Aim: Extract every line where the string "EDUCACIÓN" appears.

Dataset items
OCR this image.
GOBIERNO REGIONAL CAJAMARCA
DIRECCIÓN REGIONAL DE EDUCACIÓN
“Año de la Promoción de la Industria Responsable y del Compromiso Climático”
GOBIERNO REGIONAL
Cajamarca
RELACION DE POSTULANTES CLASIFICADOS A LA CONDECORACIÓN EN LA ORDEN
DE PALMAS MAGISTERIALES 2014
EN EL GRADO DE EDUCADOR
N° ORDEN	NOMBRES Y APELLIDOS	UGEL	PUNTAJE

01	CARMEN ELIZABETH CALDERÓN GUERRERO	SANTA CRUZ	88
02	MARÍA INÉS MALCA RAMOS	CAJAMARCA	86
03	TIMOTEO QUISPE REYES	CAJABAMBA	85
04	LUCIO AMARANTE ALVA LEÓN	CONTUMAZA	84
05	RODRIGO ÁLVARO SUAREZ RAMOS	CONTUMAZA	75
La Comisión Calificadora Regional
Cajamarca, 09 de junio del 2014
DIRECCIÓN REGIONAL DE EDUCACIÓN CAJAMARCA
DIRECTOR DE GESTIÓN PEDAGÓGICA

Reply to the exercise:
DIRECCIÓN REGIONAL DE EDUCACIÓN
DIRECCIÓN REGIONAL DE EDUCACIÓN CAJAMARCA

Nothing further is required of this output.